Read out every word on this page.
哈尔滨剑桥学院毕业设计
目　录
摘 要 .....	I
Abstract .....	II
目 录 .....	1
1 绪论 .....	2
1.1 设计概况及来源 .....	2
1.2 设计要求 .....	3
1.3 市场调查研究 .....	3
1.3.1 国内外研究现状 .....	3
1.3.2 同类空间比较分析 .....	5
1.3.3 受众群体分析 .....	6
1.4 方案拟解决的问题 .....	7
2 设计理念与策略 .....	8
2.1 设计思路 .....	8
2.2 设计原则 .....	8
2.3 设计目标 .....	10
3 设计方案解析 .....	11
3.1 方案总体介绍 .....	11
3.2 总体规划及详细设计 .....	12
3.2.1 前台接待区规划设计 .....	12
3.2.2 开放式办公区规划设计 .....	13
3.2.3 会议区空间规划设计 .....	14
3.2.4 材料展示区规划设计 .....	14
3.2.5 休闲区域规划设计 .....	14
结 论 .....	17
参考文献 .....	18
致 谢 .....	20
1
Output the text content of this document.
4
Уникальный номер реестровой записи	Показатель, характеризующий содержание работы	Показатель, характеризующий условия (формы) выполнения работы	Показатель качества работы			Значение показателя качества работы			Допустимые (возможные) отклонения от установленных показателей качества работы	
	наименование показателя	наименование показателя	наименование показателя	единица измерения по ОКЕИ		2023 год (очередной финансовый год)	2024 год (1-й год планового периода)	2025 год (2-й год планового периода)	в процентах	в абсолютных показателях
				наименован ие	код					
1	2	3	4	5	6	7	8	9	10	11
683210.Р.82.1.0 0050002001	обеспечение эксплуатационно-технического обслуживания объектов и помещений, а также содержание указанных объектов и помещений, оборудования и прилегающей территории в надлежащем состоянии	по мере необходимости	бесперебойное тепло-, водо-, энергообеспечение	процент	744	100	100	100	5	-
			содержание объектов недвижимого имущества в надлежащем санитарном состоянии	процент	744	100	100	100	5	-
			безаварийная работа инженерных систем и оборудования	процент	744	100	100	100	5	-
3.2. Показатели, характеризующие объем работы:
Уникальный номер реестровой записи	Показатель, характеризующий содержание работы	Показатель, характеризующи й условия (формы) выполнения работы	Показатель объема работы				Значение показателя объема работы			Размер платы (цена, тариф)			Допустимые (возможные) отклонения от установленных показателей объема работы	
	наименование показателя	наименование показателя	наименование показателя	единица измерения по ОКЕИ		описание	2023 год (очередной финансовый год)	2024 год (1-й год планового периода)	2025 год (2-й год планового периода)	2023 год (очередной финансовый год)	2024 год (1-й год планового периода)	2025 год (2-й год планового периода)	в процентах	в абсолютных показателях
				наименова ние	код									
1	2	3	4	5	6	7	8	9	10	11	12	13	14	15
● ● ● ● ● ● ●
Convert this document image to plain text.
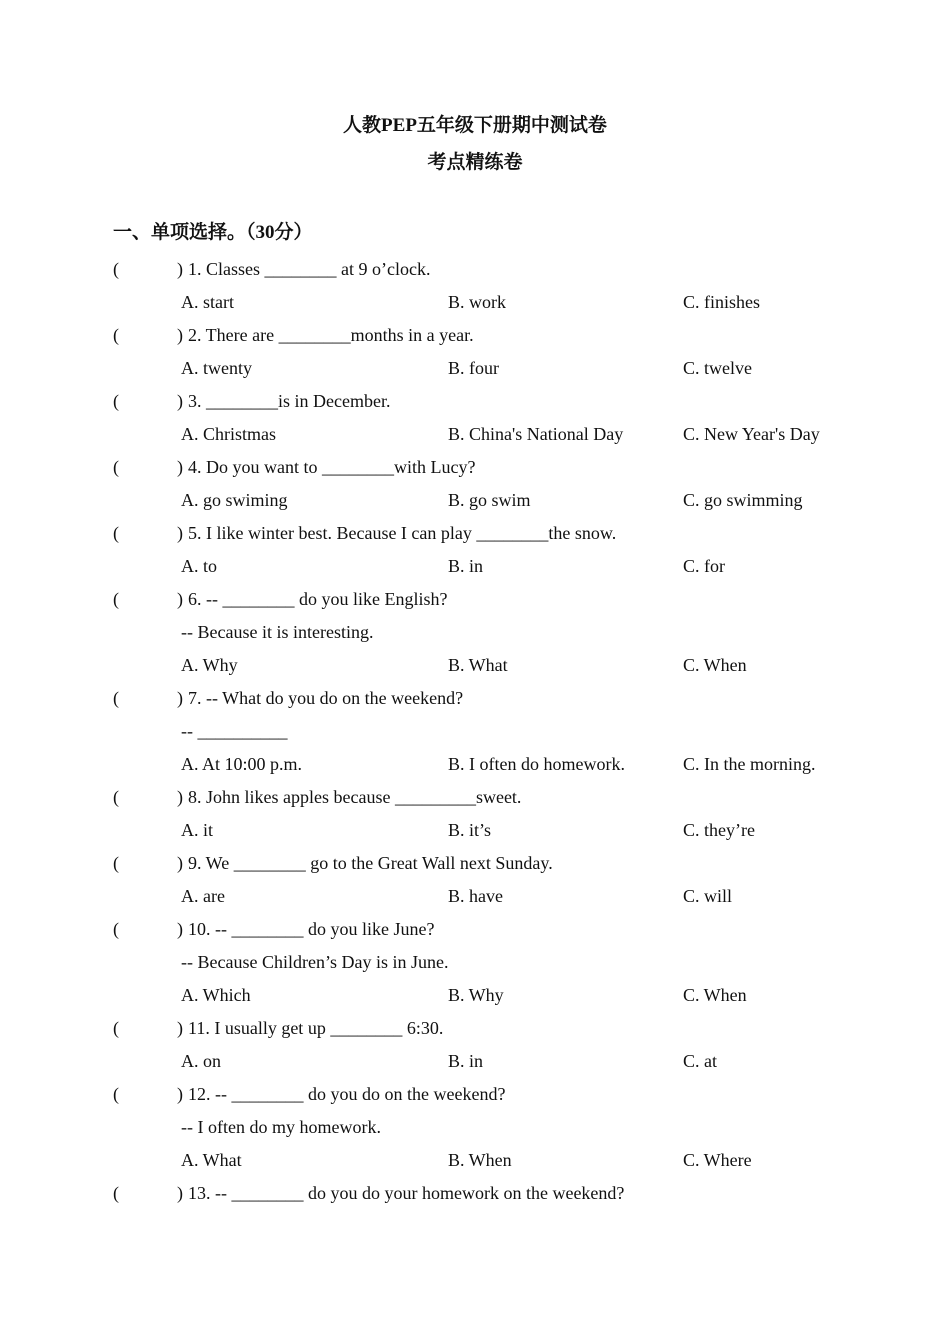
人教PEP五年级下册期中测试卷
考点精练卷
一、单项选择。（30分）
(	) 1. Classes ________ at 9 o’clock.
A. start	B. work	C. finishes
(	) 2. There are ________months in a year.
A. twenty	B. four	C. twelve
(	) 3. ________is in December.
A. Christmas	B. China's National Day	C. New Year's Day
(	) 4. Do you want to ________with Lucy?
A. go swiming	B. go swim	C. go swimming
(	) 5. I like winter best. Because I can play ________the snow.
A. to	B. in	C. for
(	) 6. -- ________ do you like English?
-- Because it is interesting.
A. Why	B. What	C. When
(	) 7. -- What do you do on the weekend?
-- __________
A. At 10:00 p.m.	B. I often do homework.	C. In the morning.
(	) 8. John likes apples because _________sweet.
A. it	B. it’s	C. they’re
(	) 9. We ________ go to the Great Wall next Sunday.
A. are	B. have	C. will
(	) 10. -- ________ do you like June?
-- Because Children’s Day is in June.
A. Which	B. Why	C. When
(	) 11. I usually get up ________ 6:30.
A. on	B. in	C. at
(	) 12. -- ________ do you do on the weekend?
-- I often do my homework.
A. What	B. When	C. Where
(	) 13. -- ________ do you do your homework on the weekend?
● ● ● ● ● ● ●
**Task to carry out:** Gather and copy every line of the data in which the string "What" is found.

**Solution to the exercise:**
A. Why	B. What	C. When
(	) 7. -- What do you do on the weekend?
A. What	B. When	C. Where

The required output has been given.